▸ Direction
Beneath this task is a listing; retype all of it exactly.

(Stored items from a collection)
# # #
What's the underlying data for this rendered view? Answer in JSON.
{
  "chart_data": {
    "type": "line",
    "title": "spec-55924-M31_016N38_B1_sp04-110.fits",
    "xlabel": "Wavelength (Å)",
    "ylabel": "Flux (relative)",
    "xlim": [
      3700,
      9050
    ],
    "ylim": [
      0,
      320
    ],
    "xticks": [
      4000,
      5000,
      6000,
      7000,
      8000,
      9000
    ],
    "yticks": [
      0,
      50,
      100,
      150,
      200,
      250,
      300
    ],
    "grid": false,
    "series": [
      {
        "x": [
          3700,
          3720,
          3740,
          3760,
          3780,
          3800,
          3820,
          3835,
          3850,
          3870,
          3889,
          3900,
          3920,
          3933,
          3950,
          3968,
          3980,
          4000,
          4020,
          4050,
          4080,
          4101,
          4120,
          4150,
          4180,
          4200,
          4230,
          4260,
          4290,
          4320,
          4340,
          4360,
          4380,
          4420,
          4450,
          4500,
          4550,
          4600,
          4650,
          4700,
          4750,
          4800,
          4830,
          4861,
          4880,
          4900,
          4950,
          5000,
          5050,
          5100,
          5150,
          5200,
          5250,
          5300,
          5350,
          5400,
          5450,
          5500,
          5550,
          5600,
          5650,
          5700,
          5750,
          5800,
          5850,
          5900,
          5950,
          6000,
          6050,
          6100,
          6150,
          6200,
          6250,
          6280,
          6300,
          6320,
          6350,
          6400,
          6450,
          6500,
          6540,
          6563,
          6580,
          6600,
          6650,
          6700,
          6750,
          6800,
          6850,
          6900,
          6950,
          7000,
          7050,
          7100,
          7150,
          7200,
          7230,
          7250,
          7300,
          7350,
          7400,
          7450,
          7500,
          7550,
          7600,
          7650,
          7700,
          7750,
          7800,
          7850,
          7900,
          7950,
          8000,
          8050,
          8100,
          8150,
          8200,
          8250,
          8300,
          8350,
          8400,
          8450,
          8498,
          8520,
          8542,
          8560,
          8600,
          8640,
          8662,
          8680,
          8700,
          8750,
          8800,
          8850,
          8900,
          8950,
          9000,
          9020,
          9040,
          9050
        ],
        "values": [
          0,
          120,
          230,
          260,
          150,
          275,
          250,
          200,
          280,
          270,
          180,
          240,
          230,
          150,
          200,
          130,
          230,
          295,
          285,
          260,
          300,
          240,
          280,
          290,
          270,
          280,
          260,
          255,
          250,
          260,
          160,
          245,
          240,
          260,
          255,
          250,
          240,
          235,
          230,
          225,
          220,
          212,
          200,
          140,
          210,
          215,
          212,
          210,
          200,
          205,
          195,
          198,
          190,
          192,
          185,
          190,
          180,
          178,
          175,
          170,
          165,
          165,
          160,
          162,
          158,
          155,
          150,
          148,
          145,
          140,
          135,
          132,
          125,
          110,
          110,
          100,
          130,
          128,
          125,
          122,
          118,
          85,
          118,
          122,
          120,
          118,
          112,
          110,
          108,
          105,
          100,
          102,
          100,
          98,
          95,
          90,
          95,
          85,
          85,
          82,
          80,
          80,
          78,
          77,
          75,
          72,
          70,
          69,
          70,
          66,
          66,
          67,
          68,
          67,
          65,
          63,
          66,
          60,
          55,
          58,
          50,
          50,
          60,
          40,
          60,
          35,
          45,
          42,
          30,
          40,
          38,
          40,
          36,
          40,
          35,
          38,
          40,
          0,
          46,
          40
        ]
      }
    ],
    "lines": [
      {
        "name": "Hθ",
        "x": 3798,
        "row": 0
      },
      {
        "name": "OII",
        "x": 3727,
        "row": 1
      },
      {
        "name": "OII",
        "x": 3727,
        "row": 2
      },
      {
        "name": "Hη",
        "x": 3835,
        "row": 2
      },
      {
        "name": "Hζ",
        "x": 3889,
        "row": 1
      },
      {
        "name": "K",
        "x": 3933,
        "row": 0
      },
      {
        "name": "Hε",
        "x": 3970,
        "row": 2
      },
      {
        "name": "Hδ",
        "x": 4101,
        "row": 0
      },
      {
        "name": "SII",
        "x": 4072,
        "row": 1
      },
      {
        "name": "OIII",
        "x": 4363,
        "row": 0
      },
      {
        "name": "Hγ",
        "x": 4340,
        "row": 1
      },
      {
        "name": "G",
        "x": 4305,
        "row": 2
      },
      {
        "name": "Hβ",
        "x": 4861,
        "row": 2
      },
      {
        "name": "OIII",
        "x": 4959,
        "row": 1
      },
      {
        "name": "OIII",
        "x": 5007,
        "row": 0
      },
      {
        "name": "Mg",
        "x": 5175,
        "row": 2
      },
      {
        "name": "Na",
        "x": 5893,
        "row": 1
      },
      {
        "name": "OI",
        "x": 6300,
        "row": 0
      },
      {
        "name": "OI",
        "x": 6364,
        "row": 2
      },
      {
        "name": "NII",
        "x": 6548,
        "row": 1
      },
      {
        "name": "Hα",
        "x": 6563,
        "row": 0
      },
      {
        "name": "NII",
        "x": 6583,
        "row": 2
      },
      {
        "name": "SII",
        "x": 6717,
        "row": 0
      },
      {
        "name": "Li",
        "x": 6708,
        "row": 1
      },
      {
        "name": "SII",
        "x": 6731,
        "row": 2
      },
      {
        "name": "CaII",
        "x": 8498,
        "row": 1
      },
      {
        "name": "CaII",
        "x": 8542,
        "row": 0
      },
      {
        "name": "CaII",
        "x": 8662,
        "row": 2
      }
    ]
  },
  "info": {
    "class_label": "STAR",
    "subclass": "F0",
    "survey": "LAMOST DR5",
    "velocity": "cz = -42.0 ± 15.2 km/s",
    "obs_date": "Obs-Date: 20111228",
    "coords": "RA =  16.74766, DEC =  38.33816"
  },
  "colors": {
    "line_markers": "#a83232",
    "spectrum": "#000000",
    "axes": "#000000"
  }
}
# # #
▸ Solution for this task
What's the underlying data for this rendered view? Answer in JSON.
{
  "chart_data": {
    "type": "line",
    "title": "spec-55924-M31_016N38_B1_sp04-110.fits",
    "xlabel": "Wavelength (Å)",
    "ylabel": "Flux (relative)",
    "xlim": [
      3700,
      9050
    ],
    "ylim": [
      0,
      320
    ],
    "xticks": [
      4000,
      5000,
      6000,
      7000,
      8000,
      9000
    ],
    "yticks": [
      0,
      50,
      100,
      150,
      200,
      250,
      300
    ],
    "grid": false,
    "series": [
      {
        "x": [
          3700,
          3720,
          3740,
          3760,
          3780,
          3800,
          3820,
          3835,
          3850,
          3870,
          3889,
          3900,
          3920,
          3933,
          3950,
          3968,
          3980,
          4000,
          4020,
          4050,
          4080,
          4101,
          4120,
          4150,
          4180,
          4200,
          4230,
          4260,
          4290,
          4320,
          4340,
          4360,
          4380,
          4420,
          4450,
          4500,
          4550,
          4600,
          4650,
          4700,
          4750,
          4800,
          4830,
          4861,
          4880,
          4900,
          4950,
          5000,
          5050,
          5100,
          5150,
          5200,
          5250,
          5300,
          5350,
          5400,
          5450,
          5500,
          5550,
          5600,
          5650,
          5700,
          5750,
          5800,
          5850,
          5900,
          5950,
          6000,
          6050,
          6100,
          6150,
          6200,
          6250,
          6280,
          6300,
          6320,
          6350,
          6400,
          6450,
          6500,
          6540,
          6563,
          6580,
          6600,
          6650,
          6700,
          6750,
          6800,
          6850,
          6900,
          6950,
          7000,
          7050,
          7100,
          7150,
          7200,
          7230,
          7250,
          7300,
          7350,
          7400,
          7450,
          7500,
          7550,
          7600,
          7650,
          7700,
          7750,
          7800,
          7850,
          7900,
          7950,
          8000,
          8050,
          8100,
          8150,
          8200,
          8250,
          8300,
          8350,
          8400,
          8450,
          8498,
          8520,
          8542,
          8560,
          8600,
          8640,
          8662,
          8680,
          8700,
          8750,
          8800,
          8850,
          8900,
          8950,
          9000,
          9020,
          9040,
          9050
        ],
        "values": [
          0,
          120,
          230,
          260,
          150,
          275,
          250,
          200,
          280,
          270,
          180,
          240,
          230,
          150,
          200,
          130,
          230,
          295,
          285,
          260,
          300,
          240,
          280,
          290,
          270,
          280,
          260,
          255,
          250,
          260,
          160,
          245,
          240,
          260,
          255,
          250,
          240,
          235,
          230,
          225,
          220,
          212,
          200,
          140,
          210,
          215,
          212,
          210,
          200,
          205,
          195,
          198,
          190,
          192,
          185,
          190,
          180,
          178,
          175,
          170,
          165,
          165,
          160,
          162,
          158,
          155,
          150,
          148,
          145,
          140,
          135,
          132,
          125,
          110,
          110,
          100,
          130,
          128,
          125,
          122,
          118,
          85,
          118,
          122,
          120,
          118,
          112,
          110,
          108,
          105,
          100,
          102,
          100,
          98,
          95,
          90,
          95,
          85,
          85,
          82,
          80,
          80,
          78,
          77,
          75,
          72,
          70,
          69,
          70,
          66,
          66,
          67,
          68,
          67,
          65,
          63,
          66,
          60,
          55,
          58,
          50,
          50,
          60,
          40,
          60,
          35,
          45,
          42,
          30,
          40,
          38,
          40,
          36,
          40,
          35,
          38,
          40,
          0,
          46,
          40
        ]
      }
    ],
    "lines": [
      {
        "name": "Hθ",
        "x": 3798,
        "row": 0
      },
      {
        "name": "OII",
        "x": 3727,
        "row": 1
      },
      {
        "name": "OII",
        "x": 3727,
        "row": 2
      },
      {
        "name": "Hη",
        "x": 3835,
        "row": 2
      },
      {
        "name": "Hζ",
        "x": 3889,
        "row": 1
      },
      {
        "name": "K",
        "x": 3933,
        "row": 0
      },
      {
        "name": "Hε",
        "x": 3970,
        "row": 2
      },
      {
        "name": "Hδ",
        "x": 4101,
        "row": 0
      },
      {
        "name": "SII",
        "x": 4072,
        "row": 1
      },
      {
        "name": "OIII",
        "x": 4363,
        "row": 0
      },
      {
        "name": "Hγ",
        "x": 4340,
        "row": 1
      },
      {
        "name": "G",
        "x": 4305,
        "row": 2
      },
      {
        "name": "Hβ",
        "x": 4861,
        "row": 2
      },
      {
        "name": "OIII",
        "x": 4959,
        "row": 1
      },
      {
        "name": "OIII",
        "x": 5007,
        "row": 0
      },
      {
        "name": "Mg",
        "x": 5175,
        "row": 2
      },
      {
        "name": "Na",
        "x": 5893,
        "row": 1
      },
      {
        "name": "OI",
        "x": 6300,
        "row": 0
      },
      {
        "name": "OI",
        "x": 6364,
        "row": 2
      },
      {
        "name": "NII",
        "x": 6548,
        "row": 1
      },
      {
        "name": "Hα",
        "x": 6563,
        "row": 0
      },
      {
        "name": "NII",
        "x": 6583,
        "row": 2
      },
      {
        "name": "SII",
        "x": 6717,
        "row": 0
      },
      {
        "name": "Li",
        "x": 6708,
        "row": 1
      },
      {
        "name": "SII",
        "x": 6731,
        "row": 2
      },
      {
        "name": "CaII",
        "x": 8498,
        "row": 1
      },
      {
        "name": "CaII",
        "x": 8542,
        "row": 0
      },
      {
        "name": "CaII",
        "x": 8662,
        "row": 2
      }
    ]
  },
  "info": {
    "class_label": "STAR",
    "subclass": "F0",
    "survey": "LAMOST DR5",
    "velocity": "cz = -42.0 ± 15.2 km/s",
    "obs_date": "Obs-Date: 20111228",
    "coords": "RA =  16.74766, DEC =  38.33816"
  },
  "colors": {
    "line_markers": "#a83232",
    "spectrum": "#000000",
    "axes": "#000000"
  }
}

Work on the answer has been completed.